▶ EXERCISE DIRECTIONS
Return, copied in full, each line below that contains the string "path".

▶ MATERIAL FOR THIS TASK
— start —

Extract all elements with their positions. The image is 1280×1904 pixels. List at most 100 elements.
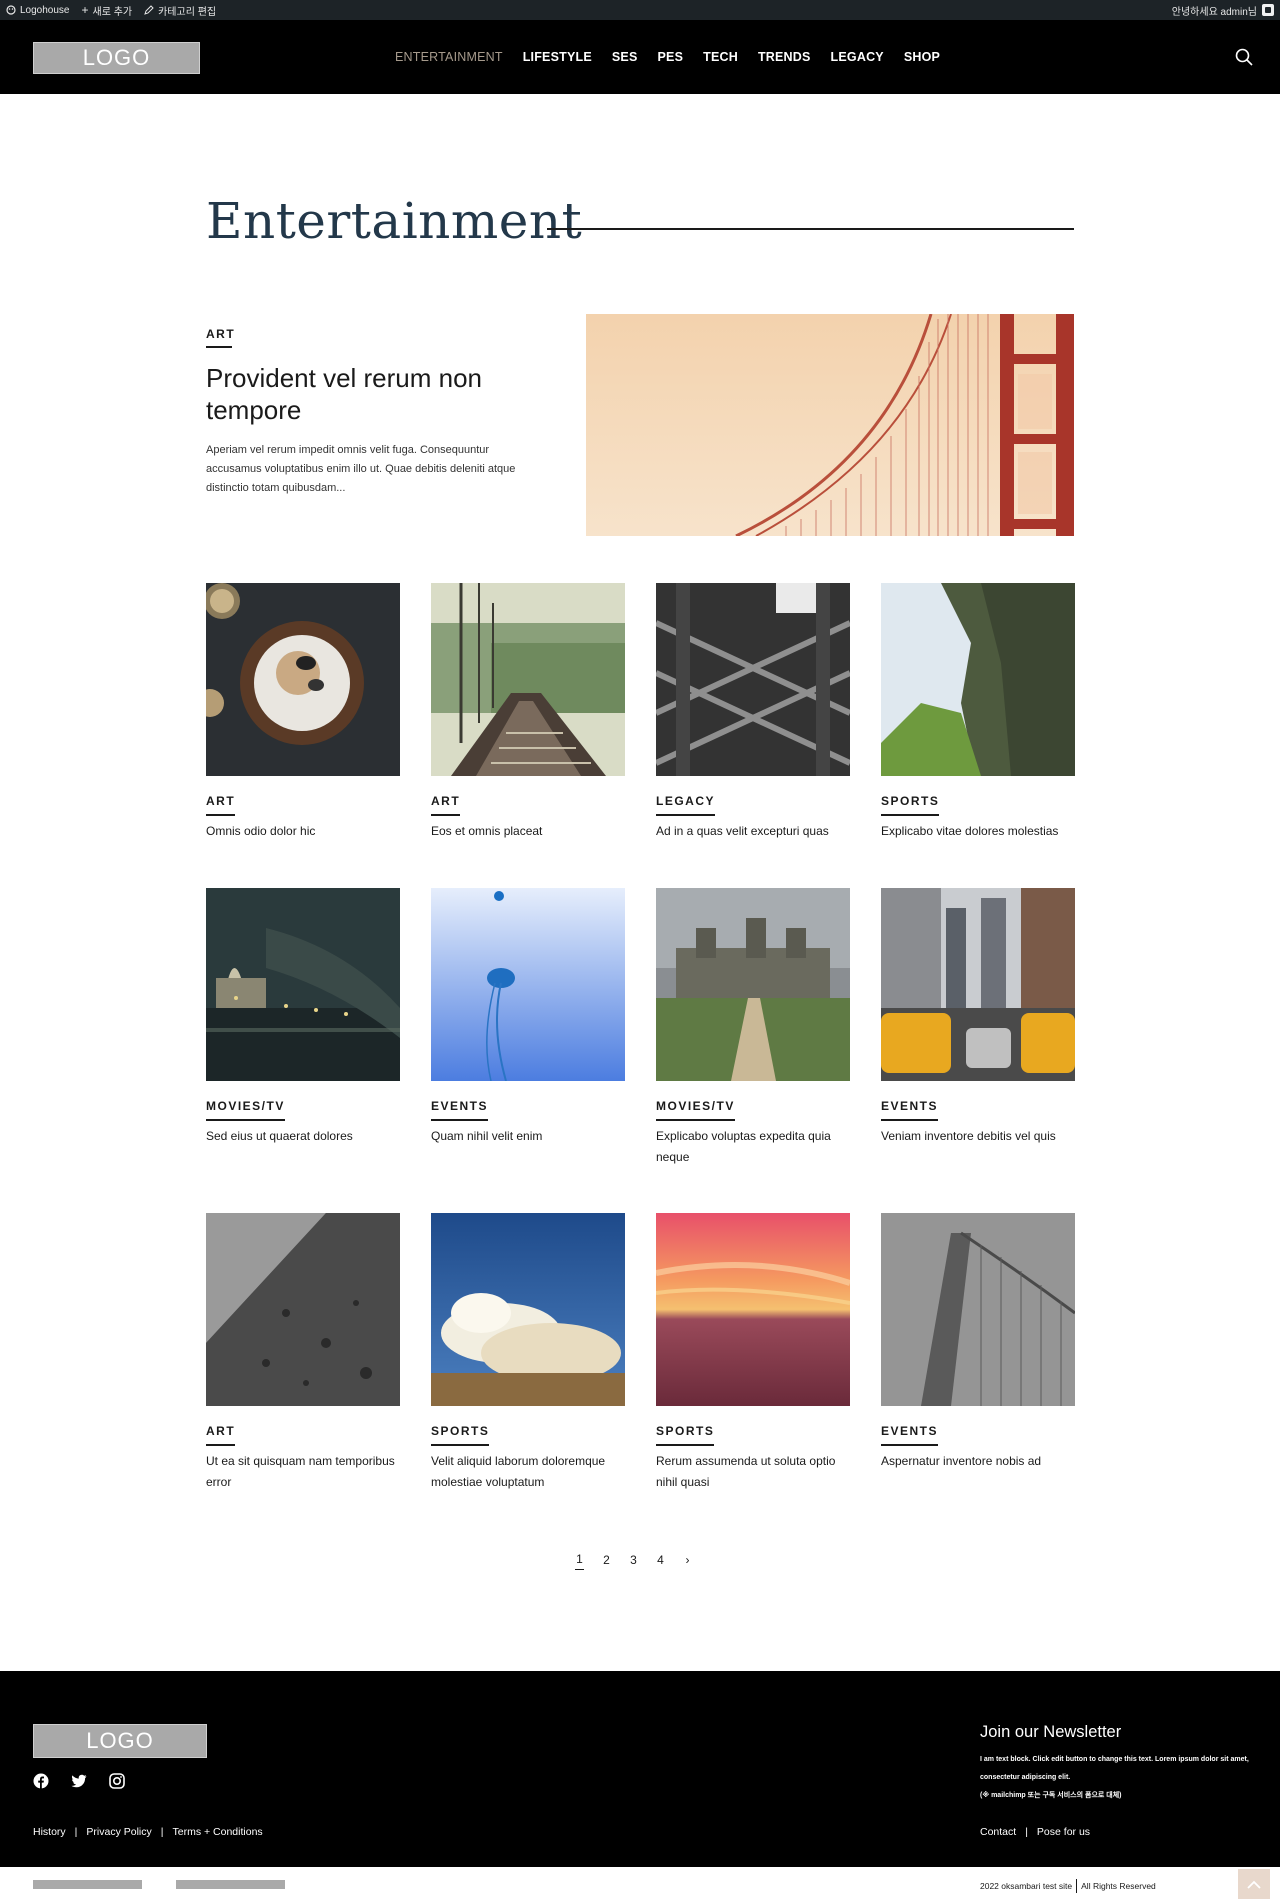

— end —
— start —

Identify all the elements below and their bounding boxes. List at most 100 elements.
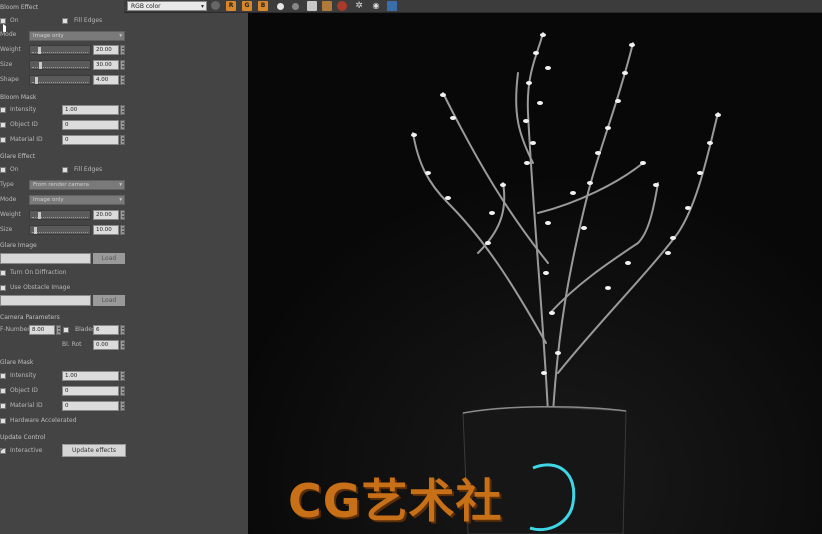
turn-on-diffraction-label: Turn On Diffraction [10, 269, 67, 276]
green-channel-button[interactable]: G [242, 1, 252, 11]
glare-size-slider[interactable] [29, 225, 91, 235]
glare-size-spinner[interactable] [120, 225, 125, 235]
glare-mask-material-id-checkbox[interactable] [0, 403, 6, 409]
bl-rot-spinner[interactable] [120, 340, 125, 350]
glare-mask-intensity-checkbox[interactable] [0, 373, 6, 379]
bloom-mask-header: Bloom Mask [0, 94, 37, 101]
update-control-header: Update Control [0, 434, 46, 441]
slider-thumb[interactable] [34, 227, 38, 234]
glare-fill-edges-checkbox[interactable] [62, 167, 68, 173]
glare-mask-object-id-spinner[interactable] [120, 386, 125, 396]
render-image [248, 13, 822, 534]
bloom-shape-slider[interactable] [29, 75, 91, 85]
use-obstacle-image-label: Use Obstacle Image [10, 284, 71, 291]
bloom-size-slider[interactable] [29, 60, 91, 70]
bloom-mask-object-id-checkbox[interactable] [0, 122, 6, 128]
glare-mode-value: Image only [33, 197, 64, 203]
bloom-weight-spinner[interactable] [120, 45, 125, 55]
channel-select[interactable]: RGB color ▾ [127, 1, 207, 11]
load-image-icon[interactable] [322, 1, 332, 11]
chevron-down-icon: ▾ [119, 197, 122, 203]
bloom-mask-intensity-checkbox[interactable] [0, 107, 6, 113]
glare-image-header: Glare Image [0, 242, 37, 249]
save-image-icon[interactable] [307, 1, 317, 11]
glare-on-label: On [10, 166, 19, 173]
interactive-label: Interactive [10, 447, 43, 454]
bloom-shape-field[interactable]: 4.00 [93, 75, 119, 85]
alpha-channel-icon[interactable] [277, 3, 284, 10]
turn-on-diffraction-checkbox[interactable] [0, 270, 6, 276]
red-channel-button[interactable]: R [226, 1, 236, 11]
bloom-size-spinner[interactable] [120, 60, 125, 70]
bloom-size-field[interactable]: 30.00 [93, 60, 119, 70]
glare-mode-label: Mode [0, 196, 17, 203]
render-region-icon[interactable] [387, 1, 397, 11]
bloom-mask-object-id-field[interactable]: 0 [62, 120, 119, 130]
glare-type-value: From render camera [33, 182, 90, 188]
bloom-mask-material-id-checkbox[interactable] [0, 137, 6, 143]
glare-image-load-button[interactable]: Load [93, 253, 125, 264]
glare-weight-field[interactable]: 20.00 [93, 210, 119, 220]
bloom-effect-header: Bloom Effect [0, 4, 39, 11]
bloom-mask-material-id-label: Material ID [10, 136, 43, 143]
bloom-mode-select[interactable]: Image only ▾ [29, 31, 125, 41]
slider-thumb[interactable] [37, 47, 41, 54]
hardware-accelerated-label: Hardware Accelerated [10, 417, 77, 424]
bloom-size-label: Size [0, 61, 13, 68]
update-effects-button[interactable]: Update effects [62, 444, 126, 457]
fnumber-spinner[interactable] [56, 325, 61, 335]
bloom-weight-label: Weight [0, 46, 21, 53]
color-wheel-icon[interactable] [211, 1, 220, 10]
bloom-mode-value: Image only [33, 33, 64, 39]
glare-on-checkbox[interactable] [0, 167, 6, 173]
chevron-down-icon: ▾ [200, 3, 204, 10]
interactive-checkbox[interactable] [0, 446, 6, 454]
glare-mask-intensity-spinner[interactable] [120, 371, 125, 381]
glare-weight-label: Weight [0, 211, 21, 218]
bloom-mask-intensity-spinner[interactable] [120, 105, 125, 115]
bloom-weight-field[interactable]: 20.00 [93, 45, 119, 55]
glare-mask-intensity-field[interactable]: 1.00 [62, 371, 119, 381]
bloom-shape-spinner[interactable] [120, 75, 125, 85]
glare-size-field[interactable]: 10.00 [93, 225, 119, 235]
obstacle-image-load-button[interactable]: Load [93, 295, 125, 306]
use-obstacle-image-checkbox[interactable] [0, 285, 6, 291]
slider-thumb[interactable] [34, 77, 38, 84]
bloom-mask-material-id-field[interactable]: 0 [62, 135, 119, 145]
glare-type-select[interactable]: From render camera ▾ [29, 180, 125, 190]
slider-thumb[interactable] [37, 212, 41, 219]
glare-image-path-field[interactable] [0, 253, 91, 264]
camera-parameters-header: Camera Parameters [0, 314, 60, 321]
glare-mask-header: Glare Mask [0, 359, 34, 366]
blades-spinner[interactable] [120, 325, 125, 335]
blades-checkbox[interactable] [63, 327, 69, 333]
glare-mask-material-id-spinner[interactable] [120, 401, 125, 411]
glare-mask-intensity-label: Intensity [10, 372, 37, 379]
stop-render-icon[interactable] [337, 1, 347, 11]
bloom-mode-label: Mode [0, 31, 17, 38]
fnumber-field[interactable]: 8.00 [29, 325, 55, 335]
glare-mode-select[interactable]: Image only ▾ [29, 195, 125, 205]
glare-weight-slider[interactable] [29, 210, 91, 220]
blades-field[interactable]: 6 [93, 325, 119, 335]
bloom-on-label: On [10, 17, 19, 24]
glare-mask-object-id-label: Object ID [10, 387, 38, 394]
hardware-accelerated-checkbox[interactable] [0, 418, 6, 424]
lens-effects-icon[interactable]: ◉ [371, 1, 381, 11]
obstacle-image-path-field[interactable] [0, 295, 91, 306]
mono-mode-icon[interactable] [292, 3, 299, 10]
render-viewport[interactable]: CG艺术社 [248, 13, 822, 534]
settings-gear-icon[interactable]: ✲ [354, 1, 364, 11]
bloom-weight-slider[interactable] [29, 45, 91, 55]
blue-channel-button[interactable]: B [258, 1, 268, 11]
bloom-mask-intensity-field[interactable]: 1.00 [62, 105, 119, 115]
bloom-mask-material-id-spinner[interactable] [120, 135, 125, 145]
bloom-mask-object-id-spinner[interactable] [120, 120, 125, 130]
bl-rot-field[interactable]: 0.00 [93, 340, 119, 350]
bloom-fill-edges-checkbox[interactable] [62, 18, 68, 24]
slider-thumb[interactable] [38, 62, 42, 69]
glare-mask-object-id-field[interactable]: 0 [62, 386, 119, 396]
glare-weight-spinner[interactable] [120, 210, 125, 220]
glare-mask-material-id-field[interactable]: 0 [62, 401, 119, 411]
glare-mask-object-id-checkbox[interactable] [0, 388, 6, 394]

— end —

▶ FINAL RESULT
glare-image-path-field[interactable] [0, 253, 91, 264]
obstacle-image-path-field[interactable] [0, 295, 91, 306]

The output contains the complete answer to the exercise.